EXERCISE: Make an exact copy of the records, with the pictures left out.

[START OF INPUT RECORDS]

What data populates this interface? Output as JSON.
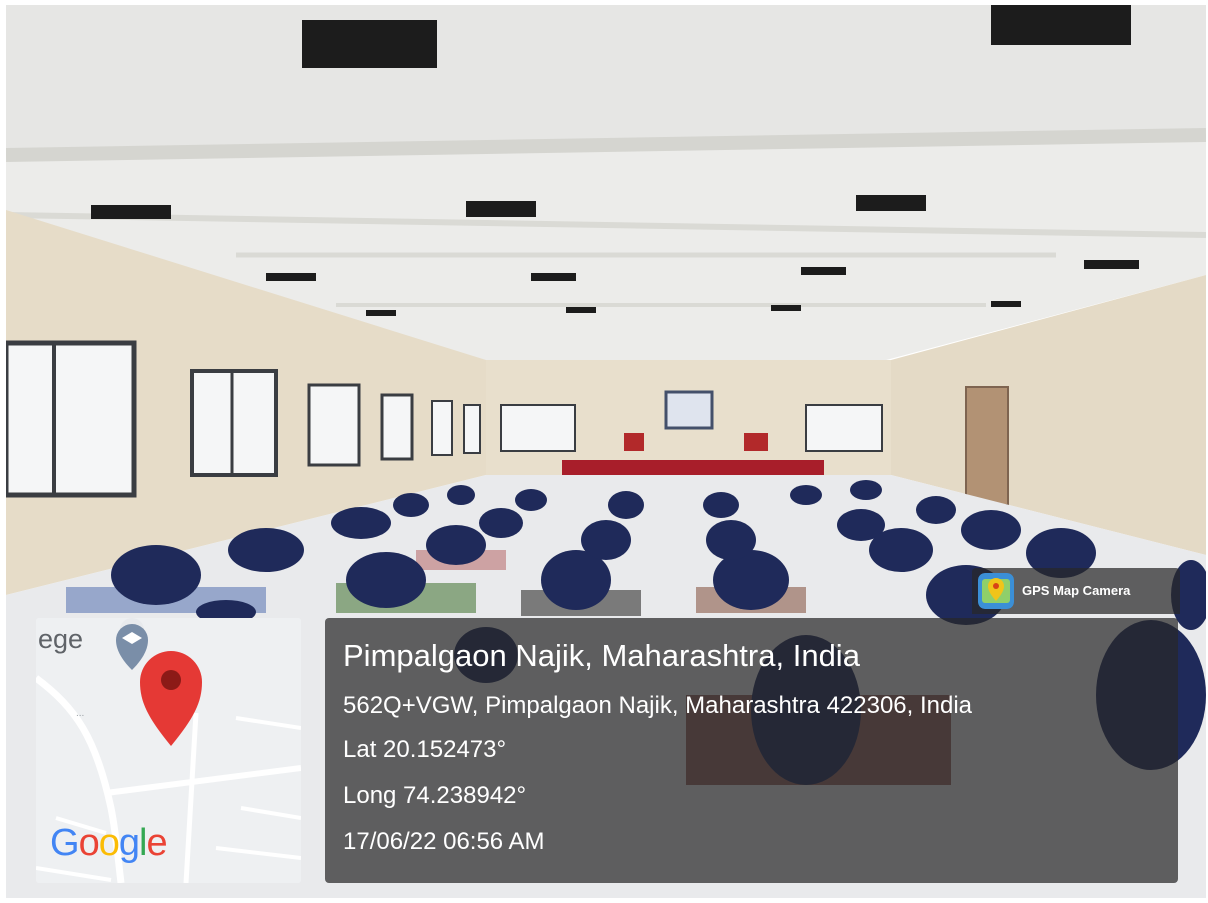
{
  "photo": {
    "subject": "indoor-hall-yoga-session"
  },
  "map": {
    "label": "ege",
    "logo": [
      "G",
      "o",
      "o",
      "g",
      "l",
      "e"
    ],
    "pin_color": "#e53935"
  },
  "overlay": {
    "camera_badge": "GPS Map Camera",
    "location_title": "Pimpalgaon Najik, Maharashtra, India",
    "address": "562Q+VGW, Pimpalgaon Najik, Maharashtra 422306, India",
    "latitude": "Lat 20.152473°",
    "longitude": "Long 74.238942°",
    "datetime": "17/06/22 06:56 AM"
  }
}
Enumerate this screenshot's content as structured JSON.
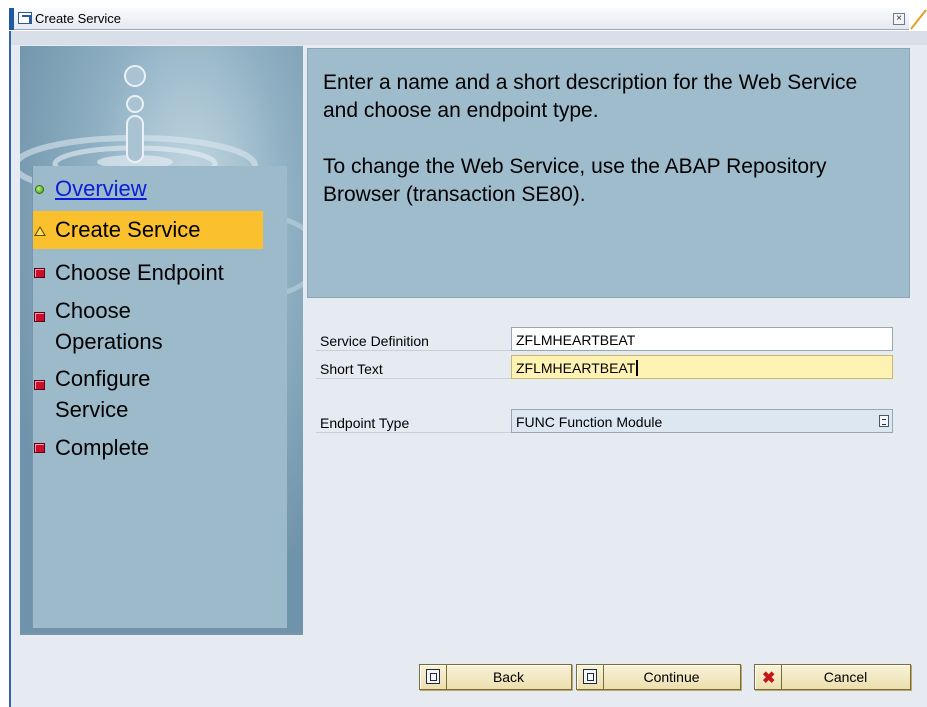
{
  "window": {
    "title": "Create Service",
    "close_glyph": "×"
  },
  "roadmap": {
    "steps": [
      {
        "label": "Overview",
        "status": "done",
        "icon": "green-dot-icon"
      },
      {
        "label": "Create Service",
        "status": "current",
        "icon": "yellow-triangle-icon"
      },
      {
        "label": "Choose Endpoint",
        "status": "pending",
        "icon": "red-square-icon"
      },
      {
        "label_line1": "Choose",
        "label_line2": "Operations",
        "status": "pending",
        "icon": "red-square-icon"
      },
      {
        "label_line1": "Configure",
        "label_line2": "Service",
        "status": "pending",
        "icon": "red-square-icon"
      },
      {
        "label": "Complete",
        "status": "pending",
        "icon": "red-square-icon"
      }
    ]
  },
  "info": {
    "paragraph1": "Enter a name and a short description for the Web Service and choose an endpoint type.",
    "paragraph2": "To change the Web Service, use the ABAP Repository Browser (transaction SE80)."
  },
  "form": {
    "service_definition": {
      "label": "Service Definition",
      "value": "ZFLMHEARTBEAT"
    },
    "short_text": {
      "label": "Short Text",
      "value": "ZFLMHEARTBEAT"
    },
    "endpoint_type": {
      "label": "Endpoint Type",
      "value": "FUNC Function Module"
    }
  },
  "buttons": {
    "back": "Back",
    "continue": "Continue",
    "cancel": "Cancel"
  },
  "colors": {
    "title_accent": "#1c5aa6",
    "active_step": "#fbc02d",
    "info_panel": "#9fbccd",
    "focus_field": "#fff3b3",
    "link": "#0a1ed8"
  }
}
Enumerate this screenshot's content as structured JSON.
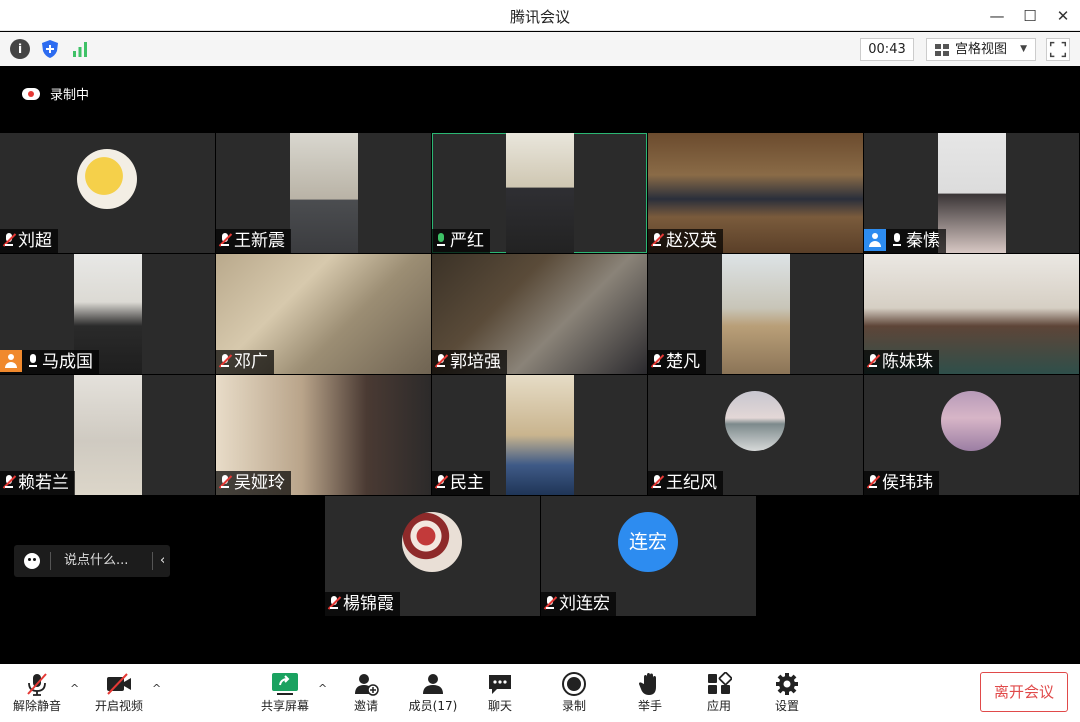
{
  "window": {
    "title": "腾讯会议",
    "minimize": "—",
    "maximize": "☐",
    "close": "✕"
  },
  "topbar": {
    "info": "i",
    "timer": "00:43",
    "view_label": "宫格视图",
    "view_caret": "▼"
  },
  "recording": {
    "label": "录制中"
  },
  "participants": [
    {
      "name": "刘超",
      "mic": "muted"
    },
    {
      "name": "王新震",
      "mic": "muted"
    },
    {
      "name": "严红",
      "mic": "on",
      "active": true
    },
    {
      "name": "赵汉英",
      "mic": "muted"
    },
    {
      "name": "秦愫",
      "mic": "unmuted",
      "badge": "blue"
    },
    {
      "name": "马成国",
      "mic": "unmuted",
      "badge": "orange"
    },
    {
      "name": "邓广",
      "mic": "muted"
    },
    {
      "name": "郭培强",
      "mic": "muted"
    },
    {
      "name": "楚凡",
      "mic": "muted"
    },
    {
      "name": "陈妹珠",
      "mic": "muted"
    },
    {
      "name": "赖若兰",
      "mic": "muted"
    },
    {
      "name": "吴娅玲",
      "mic": "muted"
    },
    {
      "name": "民主",
      "mic": "muted"
    },
    {
      "name": "王纪风",
      "mic": "muted"
    },
    {
      "name": "侯玮玮",
      "mic": "muted"
    },
    {
      "name": "楊锦霞",
      "mic": "muted"
    },
    {
      "name": "刘连宏",
      "mic": "muted",
      "avatar_text": "连宏"
    }
  ],
  "chat": {
    "placeholder": "说点什么...",
    "collapse": "‹"
  },
  "toolbar": {
    "unmute": "解除静音",
    "start_video": "开启视频",
    "share_screen": "共享屏幕",
    "invite": "邀请",
    "members": "成员(17)",
    "chat": "聊天",
    "record": "录制",
    "raise_hand": "举手",
    "apps": "应用",
    "settings": "设置",
    "leave": "离开会议",
    "caret": "^"
  },
  "colors": {
    "accent_blue": "#2d8cf0",
    "muted_red": "#e53935",
    "speaking_green": "#3ec166",
    "leave_red": "#e04a4a"
  }
}
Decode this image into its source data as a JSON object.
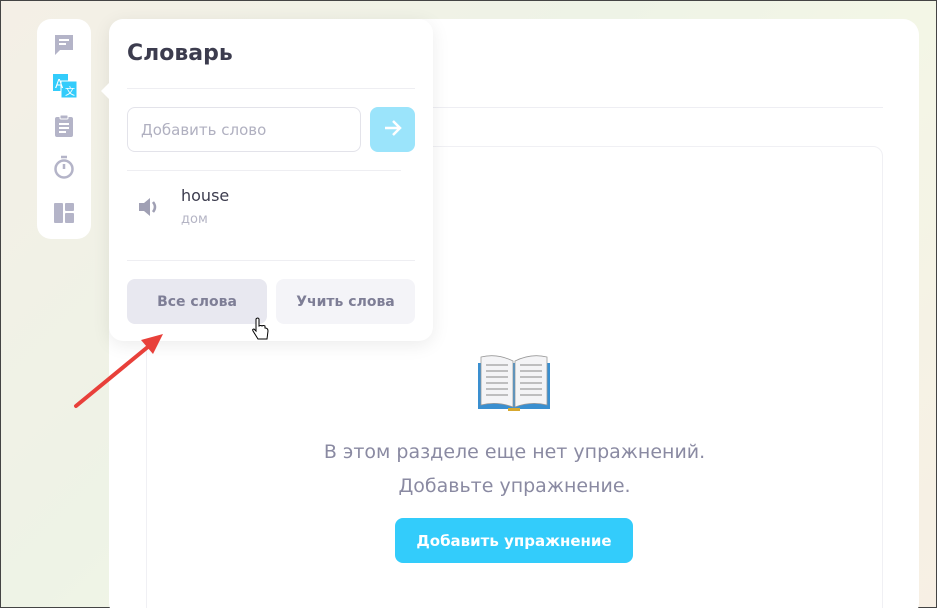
{
  "dictionary": {
    "title": "Словарь",
    "input_placeholder": "Добавить слово",
    "words": [
      {
        "word": "house",
        "translation": "дом"
      }
    ],
    "all_words_label": "Все слова",
    "learn_words_label": "Учить слова"
  },
  "empty_state": {
    "line1": "В этом разделе еще нет упражнений.",
    "line2": "Добавьте упражнение.",
    "add_button": "Добавить упражнение",
    "icon": "open-book-icon"
  },
  "sidebar": {
    "items": [
      "chat-icon",
      "translate-icon",
      "clipboard-icon",
      "timer-icon",
      "layout-icon"
    ],
    "active": "translate-icon"
  },
  "colors": {
    "accent": "#33ccfb",
    "icon_gray": "#b4b4c8"
  }
}
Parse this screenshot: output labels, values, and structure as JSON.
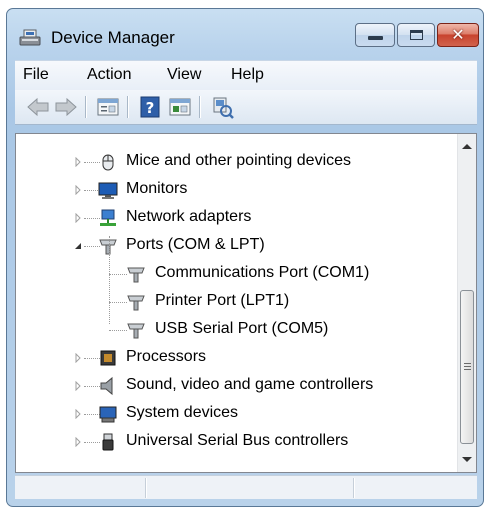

[END OF INPUT RECORDS]

WRITTEN SOLUTION:
What data populates this interface? Output as JSON.
{
  "photo": {
    "subject": "indoor-hall-yoga-session"
  },
  "map": {
    "label": "ege",
    "logo": [
      "G",
      "o",
      "o",
      "g",
      "l",
      "e"
    ],
    "pin_color": "#e53935"
  },
  "overlay": {
    "camera_badge": "GPS Map Camera",
    "location_title": "Pimpalgaon Najik, Maharashtra, India",
    "address": "562Q+VGW, Pimpalgaon Najik, Maharashtra 422306, India",
    "latitude": "Lat 20.152473°",
    "longitude": "Long 74.238942°",
    "datetime": "17/06/22 06:56 AM"
  }
}
Enumerate this screenshot's content as structured JSON.
{
  "window": {
    "title": "Create Service",
    "close_glyph": "×"
  },
  "roadmap": {
    "steps": [
      {
        "label": "Overview",
        "status": "done",
        "icon": "green-dot-icon"
      },
      {
        "label": "Create Service",
        "status": "current",
        "icon": "yellow-triangle-icon"
      },
      {
        "label": "Choose Endpoint",
        "status": "pending",
        "icon": "red-square-icon"
      },
      {
        "label_line1": "Choose",
        "label_line2": "Operations",
        "status": "pending",
        "icon": "red-square-icon"
      },
      {
        "label_line1": "Configure",
        "label_line2": "Service",
        "status": "pending",
        "icon": "red-square-icon"
      },
      {
        "label": "Complete",
        "status": "pending",
        "icon": "red-square-icon"
      }
    ]
  },
  "info": {
    "paragraph1": "Enter a name and a short description for the Web Service and choose an endpoint type.",
    "paragraph2": "To change the Web Service, use the ABAP Repository Browser (transaction SE80)."
  },
  "form": {
    "service_definition": {
      "label": "Service Definition",
      "value": "ZFLMHEARTBEAT"
    },
    "short_text": {
      "label": "Short Text",
      "value": "ZFLMHEARTBEAT"
    },
    "endpoint_type": {
      "label": "Endpoint Type",
      "value": "FUNC Function Module"
    }
  },
  "buttons": {
    "back": "Back",
    "continue": "Continue",
    "cancel": "Cancel"
  },
  "colors": {
    "title_accent": "#1c5aa6",
    "active_step": "#fbc02d",
    "info_panel": "#9fbccd",
    "focus_field": "#fff3b3",
    "link": "#0a1ed8"
  }
}
Enumerate this screenshot's content as structured JSON.
{
  "window": {
    "title": "腾讯会议",
    "minimize": "—",
    "maximize": "☐",
    "close": "✕"
  },
  "topbar": {
    "info": "i",
    "timer": "00:43",
    "view_label": "宫格视图",
    "view_caret": "▼"
  },
  "recording": {
    "label": "录制中"
  },
  "participants": [
    {
      "name": "刘超",
      "mic": "muted"
    },
    {
      "name": "王新震",
      "mic": "muted"
    },
    {
      "name": "严红",
      "mic": "on",
      "active": true
    },
    {
      "name": "赵汉英",
      "mic": "muted"
    },
    {
      "name": "秦愫",
      "mic": "unmuted",
      "badge": "blue"
    },
    {
      "name": "马成国",
      "mic": "unmuted",
      "badge": "orange"
    },
    {
      "name": "邓广",
      "mic": "muted"
    },
    {
      "name": "郭培强",
      "mic": "muted"
    },
    {
      "name": "楚凡",
      "mic": "muted"
    },
    {
      "name": "陈妹珠",
      "mic": "muted"
    },
    {
      "name": "赖若兰",
      "mic": "muted"
    },
    {
      "name": "吴娅玲",
      "mic": "muted"
    },
    {
      "name": "民主",
      "mic": "muted"
    },
    {
      "name": "王纪风",
      "mic": "muted"
    },
    {
      "name": "侯玮玮",
      "mic": "muted"
    },
    {
      "name": "楊锦霞",
      "mic": "muted"
    },
    {
      "name": "刘连宏",
      "mic": "muted",
      "avatar_text": "连宏"
    }
  ],
  "chat": {
    "placeholder": "说点什么...",
    "collapse": "‹"
  },
  "toolbar": {
    "unmute": "解除静音",
    "start_video": "开启视频",
    "share_screen": "共享屏幕",
    "invite": "邀请",
    "members": "成员(17)",
    "chat": "聊天",
    "record": "录制",
    "raise_hand": "举手",
    "apps": "应用",
    "settings": "设置",
    "leave": "离开会议",
    "caret": "^"
  },
  "colors": {
    "accent_blue": "#2d8cf0",
    "muted_red": "#e53935",
    "speaking_green": "#3ec166",
    "leave_red": "#e04a4a"
  }
}
Decode this image into its source data as a JSON object.
{
  "dictionary": {
    "title": "Словарь",
    "input_placeholder": "Добавить слово",
    "words": [
      {
        "word": "house",
        "translation": "дом"
      }
    ],
    "all_words_label": "Все слова",
    "learn_words_label": "Учить слова"
  },
  "empty_state": {
    "line1": "В этом разделе еще нет упражнений.",
    "line2": "Добавьте упражнение.",
    "add_button": "Добавить упражнение",
    "icon": "open-book-icon"
  },
  "sidebar": {
    "items": [
      "chat-icon",
      "translate-icon",
      "clipboard-icon",
      "timer-icon",
      "layout-icon"
    ],
    "active": "translate-icon"
  },
  "colors": {
    "accent": "#33ccfb",
    "icon_gray": "#b4b4c8"
  }
}
Parse this screenshot: output labels, values, and structure as JSON.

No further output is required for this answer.